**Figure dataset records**
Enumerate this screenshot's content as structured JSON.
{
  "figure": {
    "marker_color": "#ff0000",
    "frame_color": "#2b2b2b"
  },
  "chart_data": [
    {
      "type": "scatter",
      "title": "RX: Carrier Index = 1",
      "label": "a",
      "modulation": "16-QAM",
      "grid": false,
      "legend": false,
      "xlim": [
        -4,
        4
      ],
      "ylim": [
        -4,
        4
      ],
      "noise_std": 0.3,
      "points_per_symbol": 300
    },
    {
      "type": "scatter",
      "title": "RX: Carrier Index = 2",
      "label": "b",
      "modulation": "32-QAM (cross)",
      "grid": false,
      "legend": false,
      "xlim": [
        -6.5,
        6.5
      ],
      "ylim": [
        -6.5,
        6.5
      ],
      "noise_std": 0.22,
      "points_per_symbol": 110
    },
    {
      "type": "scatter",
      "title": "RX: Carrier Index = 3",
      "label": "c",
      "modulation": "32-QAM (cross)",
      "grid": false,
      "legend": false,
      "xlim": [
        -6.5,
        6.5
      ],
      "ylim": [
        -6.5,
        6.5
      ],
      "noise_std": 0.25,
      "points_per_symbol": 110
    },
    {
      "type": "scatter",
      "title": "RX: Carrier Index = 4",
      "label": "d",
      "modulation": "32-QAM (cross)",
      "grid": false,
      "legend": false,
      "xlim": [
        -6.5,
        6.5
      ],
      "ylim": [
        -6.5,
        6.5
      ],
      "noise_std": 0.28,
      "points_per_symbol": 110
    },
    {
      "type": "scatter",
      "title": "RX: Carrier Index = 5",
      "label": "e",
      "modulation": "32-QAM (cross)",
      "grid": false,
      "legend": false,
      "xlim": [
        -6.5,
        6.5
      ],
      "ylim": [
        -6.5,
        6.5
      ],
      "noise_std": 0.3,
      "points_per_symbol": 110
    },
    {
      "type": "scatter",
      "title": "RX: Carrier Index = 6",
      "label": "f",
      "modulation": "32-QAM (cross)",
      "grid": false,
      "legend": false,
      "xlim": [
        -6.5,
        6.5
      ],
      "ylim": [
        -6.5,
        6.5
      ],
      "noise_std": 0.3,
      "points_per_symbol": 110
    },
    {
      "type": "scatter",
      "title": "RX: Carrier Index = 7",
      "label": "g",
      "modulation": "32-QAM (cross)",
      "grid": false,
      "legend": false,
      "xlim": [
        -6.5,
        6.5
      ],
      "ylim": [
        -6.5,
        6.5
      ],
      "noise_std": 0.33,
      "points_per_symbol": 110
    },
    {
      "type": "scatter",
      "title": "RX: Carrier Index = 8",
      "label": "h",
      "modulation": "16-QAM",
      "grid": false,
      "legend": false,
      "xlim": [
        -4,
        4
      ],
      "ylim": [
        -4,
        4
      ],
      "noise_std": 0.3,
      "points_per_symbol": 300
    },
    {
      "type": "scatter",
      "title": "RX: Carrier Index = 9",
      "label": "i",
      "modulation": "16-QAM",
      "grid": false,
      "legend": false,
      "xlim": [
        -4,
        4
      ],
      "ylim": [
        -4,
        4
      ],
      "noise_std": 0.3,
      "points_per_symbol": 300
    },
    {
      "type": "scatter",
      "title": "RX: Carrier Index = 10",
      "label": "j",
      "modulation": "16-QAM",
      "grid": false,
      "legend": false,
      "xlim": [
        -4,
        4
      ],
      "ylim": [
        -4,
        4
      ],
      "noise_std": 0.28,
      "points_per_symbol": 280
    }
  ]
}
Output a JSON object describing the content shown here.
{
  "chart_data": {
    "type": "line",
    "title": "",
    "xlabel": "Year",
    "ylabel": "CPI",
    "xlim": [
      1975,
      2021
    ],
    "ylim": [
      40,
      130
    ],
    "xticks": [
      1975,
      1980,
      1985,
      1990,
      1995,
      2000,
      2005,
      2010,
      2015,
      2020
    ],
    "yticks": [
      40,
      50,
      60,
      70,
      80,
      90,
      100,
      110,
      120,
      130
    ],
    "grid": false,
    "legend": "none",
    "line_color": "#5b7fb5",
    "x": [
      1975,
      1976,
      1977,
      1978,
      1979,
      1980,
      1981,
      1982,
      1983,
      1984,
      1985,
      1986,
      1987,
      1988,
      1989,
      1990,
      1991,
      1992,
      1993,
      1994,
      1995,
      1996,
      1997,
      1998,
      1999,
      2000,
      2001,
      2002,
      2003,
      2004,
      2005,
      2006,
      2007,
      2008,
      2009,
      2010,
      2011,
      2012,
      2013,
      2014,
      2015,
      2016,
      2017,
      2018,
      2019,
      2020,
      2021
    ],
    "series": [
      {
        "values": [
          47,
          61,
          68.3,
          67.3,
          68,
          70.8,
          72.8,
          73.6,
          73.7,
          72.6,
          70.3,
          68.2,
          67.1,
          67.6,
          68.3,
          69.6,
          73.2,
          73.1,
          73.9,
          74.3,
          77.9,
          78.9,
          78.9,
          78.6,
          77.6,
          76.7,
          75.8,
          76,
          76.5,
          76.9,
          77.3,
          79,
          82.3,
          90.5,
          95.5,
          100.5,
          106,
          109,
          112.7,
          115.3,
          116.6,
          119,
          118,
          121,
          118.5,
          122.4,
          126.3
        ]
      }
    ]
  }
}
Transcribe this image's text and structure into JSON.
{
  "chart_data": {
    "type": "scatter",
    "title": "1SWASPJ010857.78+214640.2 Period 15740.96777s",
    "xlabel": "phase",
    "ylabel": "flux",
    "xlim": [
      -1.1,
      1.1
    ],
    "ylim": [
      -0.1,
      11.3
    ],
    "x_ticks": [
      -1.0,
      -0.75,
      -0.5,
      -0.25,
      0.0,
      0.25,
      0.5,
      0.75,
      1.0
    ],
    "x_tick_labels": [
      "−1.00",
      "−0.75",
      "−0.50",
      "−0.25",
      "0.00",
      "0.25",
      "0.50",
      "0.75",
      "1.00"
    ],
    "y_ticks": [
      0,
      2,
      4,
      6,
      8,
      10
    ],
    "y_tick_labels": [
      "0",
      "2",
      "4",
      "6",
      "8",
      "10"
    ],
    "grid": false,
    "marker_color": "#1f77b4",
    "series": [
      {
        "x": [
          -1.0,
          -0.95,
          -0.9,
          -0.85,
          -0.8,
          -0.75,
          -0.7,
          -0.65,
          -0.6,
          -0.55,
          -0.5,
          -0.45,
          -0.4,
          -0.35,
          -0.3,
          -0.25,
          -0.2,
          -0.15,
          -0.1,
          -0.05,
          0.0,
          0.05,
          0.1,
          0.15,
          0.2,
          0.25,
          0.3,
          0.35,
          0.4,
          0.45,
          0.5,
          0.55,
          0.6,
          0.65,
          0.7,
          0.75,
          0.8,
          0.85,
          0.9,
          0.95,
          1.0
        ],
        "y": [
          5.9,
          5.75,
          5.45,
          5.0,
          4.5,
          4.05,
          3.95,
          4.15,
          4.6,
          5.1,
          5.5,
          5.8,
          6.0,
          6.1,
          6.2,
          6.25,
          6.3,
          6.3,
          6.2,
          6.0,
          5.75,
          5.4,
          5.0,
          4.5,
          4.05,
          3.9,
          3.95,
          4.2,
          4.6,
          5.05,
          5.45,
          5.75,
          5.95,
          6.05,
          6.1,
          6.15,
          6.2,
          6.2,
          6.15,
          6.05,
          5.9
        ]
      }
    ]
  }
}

**Given problem**
Restate the whole of the material exactly.

**Response**
Enumerate this screenshot's content as structured JSON.
{
  "figure": {
    "marker_color": "#ff0000",
    "frame_color": "#2b2b2b"
  },
  "chart_data": [
    {
      "type": "scatter",
      "title": "RX: Carrier Index = 1",
      "label": "a",
      "modulation": "16-QAM",
      "grid": false,
      "legend": false,
      "xlim": [
        -4,
        4
      ],
      "ylim": [
        -4,
        4
      ],
      "noise_std": 0.3,
      "points_per_symbol": 300
    },
    {
      "type": "scatter",
      "title": "RX: Carrier Index = 2",
      "label": "b",
      "modulation": "32-QAM (cross)",
      "grid": false,
      "legend": false,
      "xlim": [
        -6.5,
        6.5
      ],
      "ylim": [
        -6.5,
        6.5
      ],
      "noise_std": 0.22,
      "points_per_symbol": 110
    },
    {
      "type": "scatter",
      "title": "RX: Carrier Index = 3",
      "label": "c",
      "modulation": "32-QAM (cross)",
      "grid": false,
      "legend": false,
      "xlim": [
        -6.5,
        6.5
      ],
      "ylim": [
        -6.5,
        6.5
      ],
      "noise_std": 0.25,
      "points_per_symbol": 110
    },
    {
      "type": "scatter",
      "title": "RX: Carrier Index = 4",
      "label": "d",
      "modulation": "32-QAM (cross)",
      "grid": false,
      "legend": false,
      "xlim": [
        -6.5,
        6.5
      ],
      "ylim": [
        -6.5,
        6.5
      ],
      "noise_std": 0.28,
      "points_per_symbol": 110
    },
    {
      "type": "scatter",
      "title": "RX: Carrier Index = 5",
      "label": "e",
      "modulation": "32-QAM (cross)",
      "grid": false,
      "legend": false,
      "xlim": [
        -6.5,
        6.5
      ],
      "ylim": [
        -6.5,
        6.5
      ],
      "noise_std": 0.3,
      "points_per_symbol": 110
    },
    {
      "type": "scatter",
      "title": "RX: Carrier Index = 6",
      "label": "f",
      "modulation": "32-QAM (cross)",
      "grid": false,
      "legend": false,
      "xlim": [
        -6.5,
        6.5
      ],
      "ylim": [
        -6.5,
        6.5
      ],
      "noise_std": 0.3,
      "points_per_symbol": 110
    },
    {
      "type": "scatter",
      "title": "RX: Carrier Index = 7",
      "label": "g",
      "modulation": "32-QAM (cross)",
      "grid": false,
      "legend": false,
      "xlim": [
        -6.5,
        6.5
      ],
      "ylim": [
        -6.5,
        6.5
      ],
      "noise_std": 0.33,
      "points_per_symbol": 110
    },
    {
      "type": "scatter",
      "title": "RX: Carrier Index = 8",
      "label": "h",
      "modulation": "16-QAM",
      "grid": false,
      "legend": false,
      "xlim": [
        -4,
        4
      ],
      "ylim": [
        -4,
        4
      ],
      "noise_std": 0.3,
      "points_per_symbol": 300
    },
    {
      "type": "scatter",
      "title": "RX: Carrier Index = 9",
      "label": "i",
      "modulation": "16-QAM",
      "grid": false,
      "legend": false,
      "xlim": [
        -4,
        4
      ],
      "ylim": [
        -4,
        4
      ],
      "noise_std": 0.3,
      "points_per_symbol": 300
    },
    {
      "type": "scatter",
      "title": "RX: Carrier Index = 10",
      "label": "j",
      "modulation": "16-QAM",
      "grid": false,
      "legend": false,
      "xlim": [
        -4,
        4
      ],
      "ylim": [
        -4,
        4
      ],
      "noise_std": 0.28,
      "points_per_symbol": 280
    }
  ]
}
Output a JSON object describing the content shown here.
{
  "chart_data": {
    "type": "line",
    "title": "",
    "xlabel": "Year",
    "ylabel": "CPI",
    "xlim": [
      1975,
      2021
    ],
    "ylim": [
      40,
      130
    ],
    "xticks": [
      1975,
      1980,
      1985,
      1990,
      1995,
      2000,
      2005,
      2010,
      2015,
      2020
    ],
    "yticks": [
      40,
      50,
      60,
      70,
      80,
      90,
      100,
      110,
      120,
      130
    ],
    "grid": false,
    "legend": "none",
    "line_color": "#5b7fb5",
    "x": [
      1975,
      1976,
      1977,
      1978,
      1979,
      1980,
      1981,
      1982,
      1983,
      1984,
      1985,
      1986,
      1987,
      1988,
      1989,
      1990,
      1991,
      1992,
      1993,
      1994,
      1995,
      1996,
      1997,
      1998,
      1999,
      2000,
      2001,
      2002,
      2003,
      2004,
      2005,
      2006,
      2007,
      2008,
      2009,
      2010,
      2011,
      2012,
      2013,
      2014,
      2015,
      2016,
      2017,
      2018,
      2019,
      2020,
      2021
    ],
    "series": [
      {
        "values": [
          47,
          61,
          68.3,
          67.3,
          68,
          70.8,
          72.8,
          73.6,
          73.7,
          72.6,
          70.3,
          68.2,
          67.1,
          67.6,
          68.3,
          69.6,
          73.2,
          73.1,
          73.9,
          74.3,
          77.9,
          78.9,
          78.9,
          78.6,
          77.6,
          76.7,
          75.8,
          76,
          76.5,
          76.9,
          77.3,
          79,
          82.3,
          90.5,
          95.5,
          100.5,
          106,
          109,
          112.7,
          115.3,
          116.6,
          119,
          118,
          121,
          118.5,
          122.4,
          126.3
        ]
      }
    ]
  }
}
Transcribe this image's text and structure into JSON.
{
  "chart_data": {
    "type": "scatter",
    "title": "1SWASPJ010857.78+214640.2 Period 15740.96777s",
    "xlabel": "phase",
    "ylabel": "flux",
    "xlim": [
      -1.1,
      1.1
    ],
    "ylim": [
      -0.1,
      11.3
    ],
    "x_ticks": [
      -1.0,
      -0.75,
      -0.5,
      -0.25,
      0.0,
      0.25,
      0.5,
      0.75,
      1.0
    ],
    "x_tick_labels": [
      "−1.00",
      "−0.75",
      "−0.50",
      "−0.25",
      "0.00",
      "0.25",
      "0.50",
      "0.75",
      "1.00"
    ],
    "y_ticks": [
      0,
      2,
      4,
      6,
      8,
      10
    ],
    "y_tick_labels": [
      "0",
      "2",
      "4",
      "6",
      "8",
      "10"
    ],
    "grid": false,
    "marker_color": "#1f77b4",
    "series": [
      {
        "x": [
          -1.0,
          -0.95,
          -0.9,
          -0.85,
          -0.8,
          -0.75,
          -0.7,
          -0.65,
          -0.6,
          -0.55,
          -0.5,
          -0.45,
          -0.4,
          -0.35,
          -0.3,
          -0.25,
          -0.2,
          -0.15,
          -0.1,
          -0.05,
          0.0,
          0.05,
          0.1,
          0.15,
          0.2,
          0.25,
          0.3,
          0.35,
          0.4,
          0.45,
          0.5,
          0.55,
          0.6,
          0.65,
          0.7,
          0.75,
          0.8,
          0.85,
          0.9,
          0.95,
          1.0
        ],
        "y": [
          5.9,
          5.75,
          5.45,
          5.0,
          4.5,
          4.05,
          3.95,
          4.15,
          4.6,
          5.1,
          5.5,
          5.8,
          6.0,
          6.1,
          6.2,
          6.25,
          6.3,
          6.3,
          6.2,
          6.0,
          5.75,
          5.4,
          5.0,
          4.5,
          4.05,
          3.9,
          3.95,
          4.2,
          4.6,
          5.05,
          5.45,
          5.75,
          5.95,
          6.05,
          6.1,
          6.15,
          6.2,
          6.2,
          6.15,
          6.05,
          5.9
        ]
      }
    ]
  }
}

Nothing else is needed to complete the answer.